Records
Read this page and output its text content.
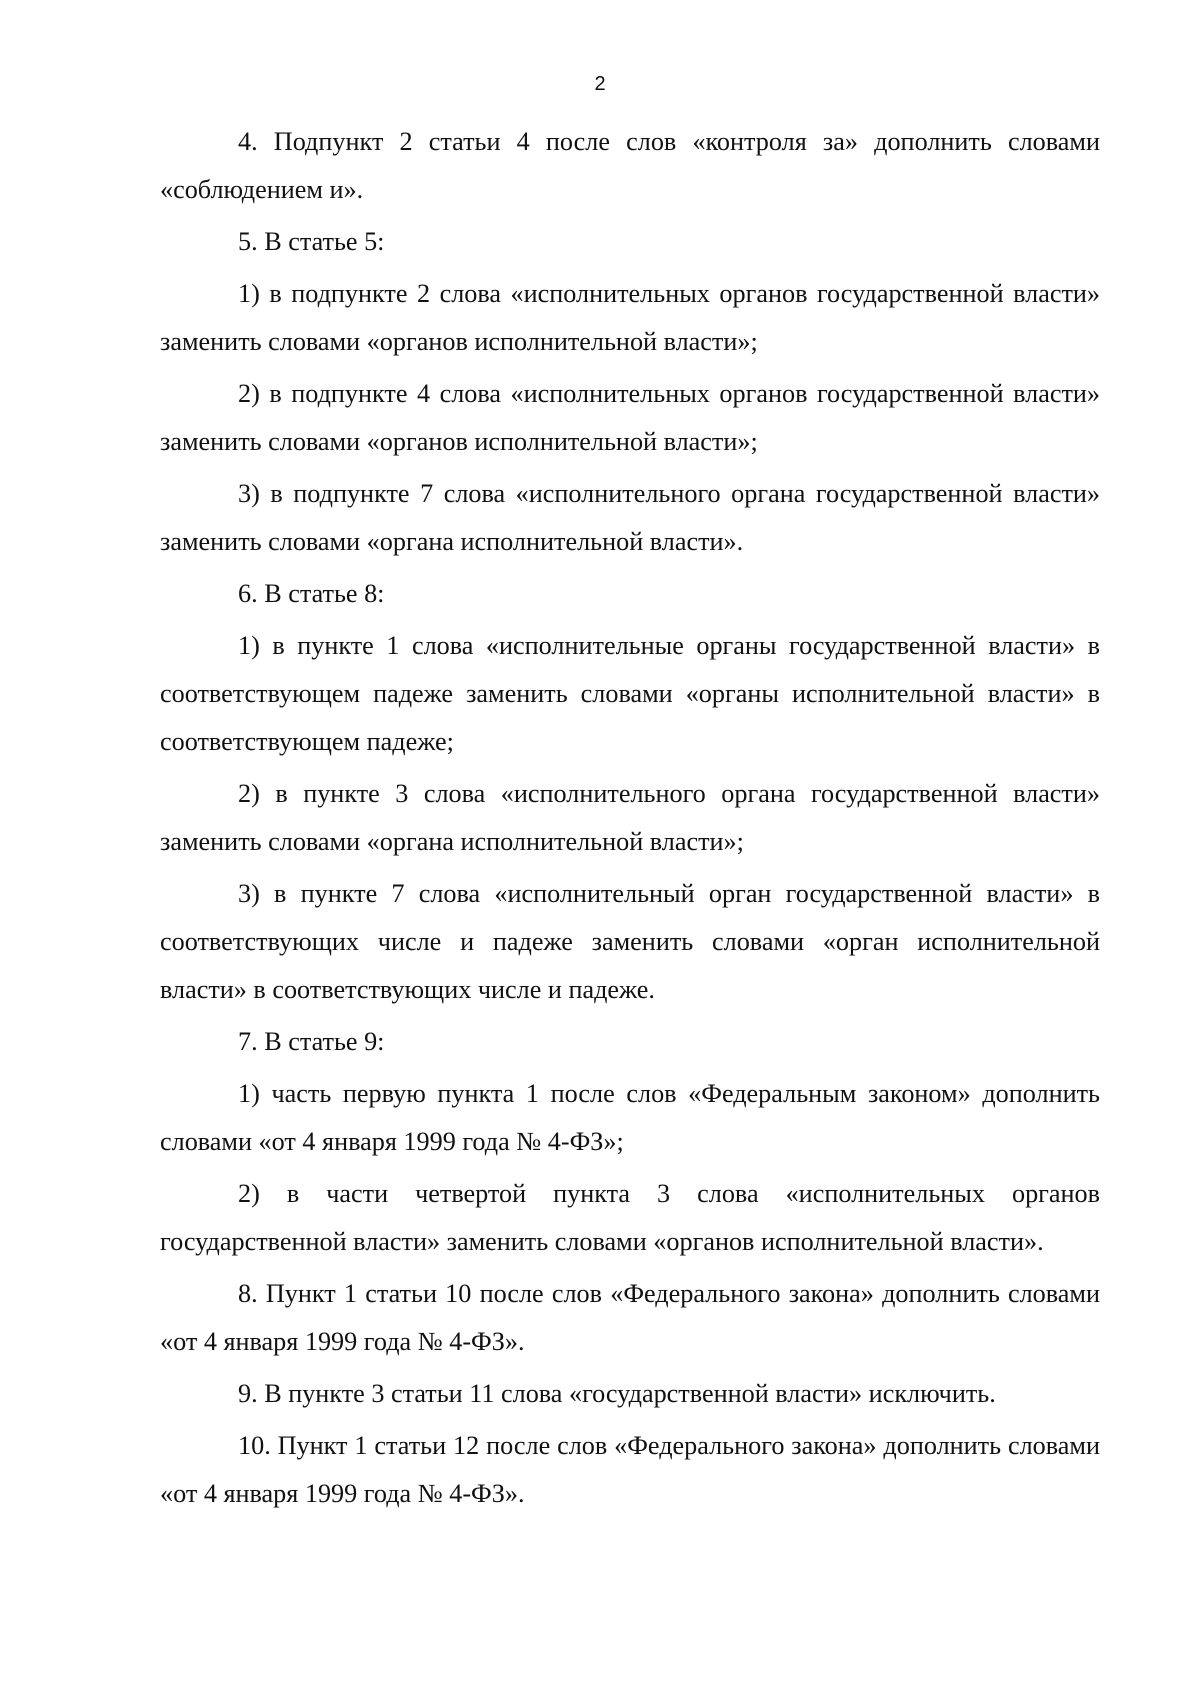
2

4. Подпункт 2 статьи 4 после слов «контроля за» дополнить словами «соблюдением и».

5. В статье 5:

1) в подпункте 2 слова «исполнительных органов государственной власти» заменить словами «органов исполнительной власти»;

2) в подпункте 4 слова «исполнительных органов государственной власти» заменить словами «органов исполнительной власти»;

3) в подпункте 7 слова «исполнительного органа государственной власти» заменить словами «органа исполнительной власти».

6. В статье 8:

1) в пункте 1 слова «исполнительные органы государственной власти» в соответствующем падеже заменить словами «органы исполнительной власти» в соответствующем падеже;

2) в пункте 3 слова «исполнительного органа государственной власти» заменить словами «органа исполнительной власти»;

3) в пункте 7 слова «исполнительный орган государственной власти» в соответствующих числе и падеже заменить словами «орган исполнительной власти» в соответствующих числе и падеже.

7. В статье 9:

1) часть первую пункта 1 после слов «Федеральным законом» дополнить словами «от 4 января 1999 года № 4-ФЗ»;

2) в части четвертой пункта 3 слова «исполнительных органов государственной власти» заменить словами «органов исполнительной власти».

8. Пункт 1 статьи 10 после слов «Федерального закона» дополнить словами «от 4 января 1999 года № 4-ФЗ».

9. В пункте 3 статьи 11 слова «государственной власти» исключить.

10. Пункт 1 статьи 12 после слов «Федерального закона» дополнить словами «от 4 января 1999 года № 4-ФЗ».
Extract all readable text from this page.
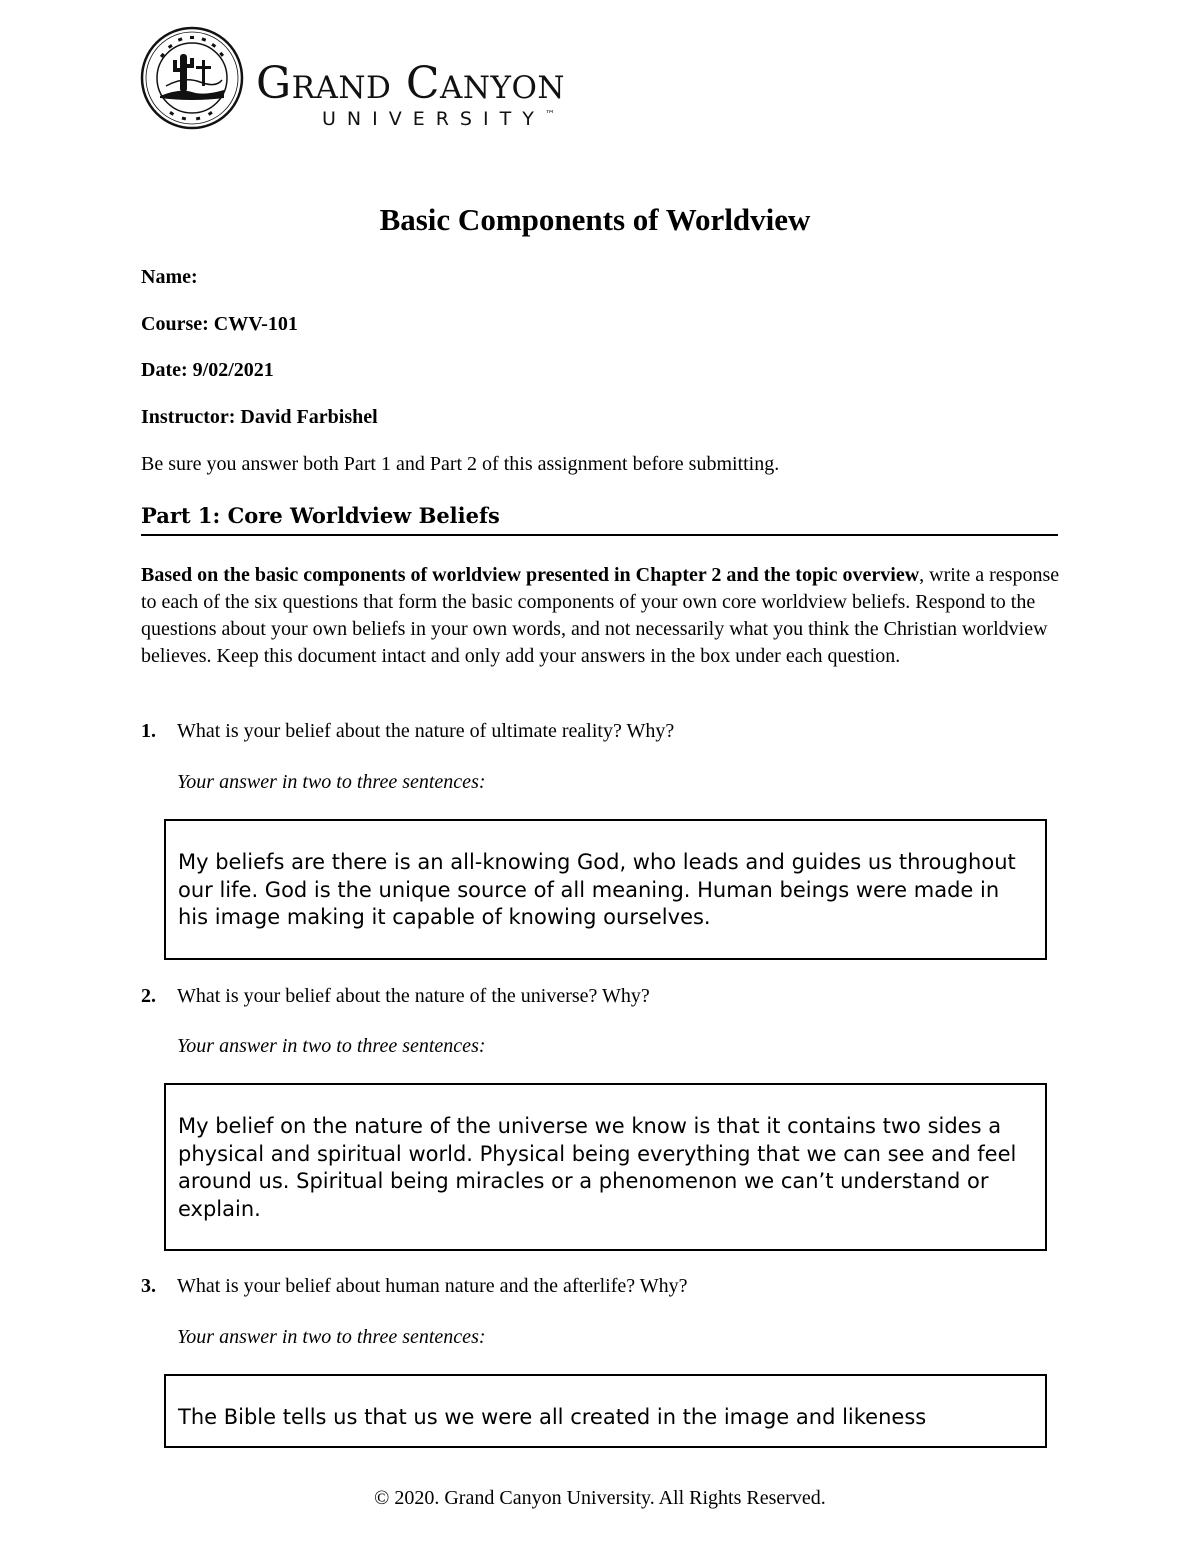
Grand Canyon
UNIVERSITY™
Basic Components of Worldview
Name:
Course: CWV-101
Date: 9/02/2021
Instructor: David Farbishel
Be sure you answer both Part 1 and Part 2 of this assignment before submitting.
Part 1: Core Worldview Beliefs
Based on the basic components of worldview presented in Chapter 2 and the topic overview, write a response to each of the six questions that form the basic components of your own core worldview beliefs. Respond to the questions about your own beliefs in your own words, and not necessarily what you think the Christian worldview believes. Keep this document intact and only add your answers in the box under each question.
1. What is your belief about the nature of ultimate reality? Why?
Your answer in two to three sentences:
My beliefs are there is an all-knowing God, who leads and guides us throughout our life. God is the unique source of all meaning. Human beings were made in his image making it capable of knowing ourselves.
2. What is your belief about the nature of the universe? Why?
Your answer in two to three sentences:
My belief on the nature of the universe we know is that it contains two sides a physical and spiritual world. Physical being everything that we can see and feel around us. Spiritual being miracles or a phenomenon we can’t understand or explain.
3. What is your belief about human nature and the afterlife? Why?
Your answer in two to three sentences:
The Bible tells us that us we were all created in the image and likeness
© 2020. Grand Canyon University. All Rights Reserved.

#### [GOAL]
Each line above is to be copied verbatim. Drop any image from the copy.

#### [EXERCISE RESULT]
Read this page and output its text content.
2

4. Подпункт 2 статьи 4 после слов «контроля за» дополнить словами «соблюдением и».

5. В статье 5:

1) в подпункте 2 слова «исполнительных органов государственной власти» заменить словами «органов исполнительной власти»;

2) в подпункте 4 слова «исполнительных органов государственной власти» заменить словами «органов исполнительной власти»;

3) в подпункте 7 слова «исполнительного органа государственной власти» заменить словами «органа исполнительной власти».

6. В статье 8:

1) в пункте 1 слова «исполнительные органы государственной власти» в соответствующем падеже заменить словами «органы исполнительной власти» в соответствующем падеже;

2) в пункте 3 слова «исполнительного органа государственной власти» заменить словами «органа исполнительной власти»;

3) в пункте 7 слова «исполнительный орган государственной власти» в соответствующих числе и падеже заменить словами «орган исполнительной власти» в соответствующих числе и падеже.

7. В статье 9:

1) часть первую пункта 1 после слов «Федеральным законом» дополнить словами «от 4 января 1999 года № 4-ФЗ»;

2) в части четвертой пункта 3 слова «исполнительных органов государственной власти» заменить словами «органов исполнительной власти».

8. Пункт 1 статьи 10 после слов «Федерального закона» дополнить словами «от 4 января 1999 года № 4-ФЗ».

9. В пункте 3 статьи 11 слова «государственной власти» исключить.

10. Пункт 1 статьи 12 после слов «Федерального закона» дополнить словами «от 4 января 1999 года № 4-ФЗ».
Extract all readable text from this page.
Grand Canyon
UNIVERSITY™
Basic Components of Worldview
Name:
Course: CWV-101
Date: 9/02/2021
Instructor: David Farbishel
Be sure you answer both Part 1 and Part 2 of this assignment before submitting.
Part 1: Core Worldview Beliefs
Based on the basic components of worldview presented in Chapter 2 and the topic overview, write a response to each of the six questions that form the basic components of your own core worldview beliefs. Respond to the questions about your own beliefs in your own words, and not necessarily what you think the Christian worldview believes. Keep this document intact and only add your answers in the box under each question.
1. What is your belief about the nature of ultimate reality? Why?
Your answer in two to three sentences:
My beliefs are there is an all-knowing God, who leads and guides us throughout our life. God is the unique source of all meaning. Human beings were made in his image making it capable of knowing ourselves.
2. What is your belief about the nature of the universe? Why?
Your answer in two to three sentences:
My belief on the nature of the universe we know is that it contains two sides a physical and spiritual world. Physical being everything that we can see and feel around us. Spiritual being miracles or a phenomenon we can’t understand or explain.
3. What is your belief about human nature and the afterlife? Why?
Your answer in two to three sentences:
The Bible tells us that us we were all created in the image and likeness
© 2020. Grand Canyon University. All Rights Reserved.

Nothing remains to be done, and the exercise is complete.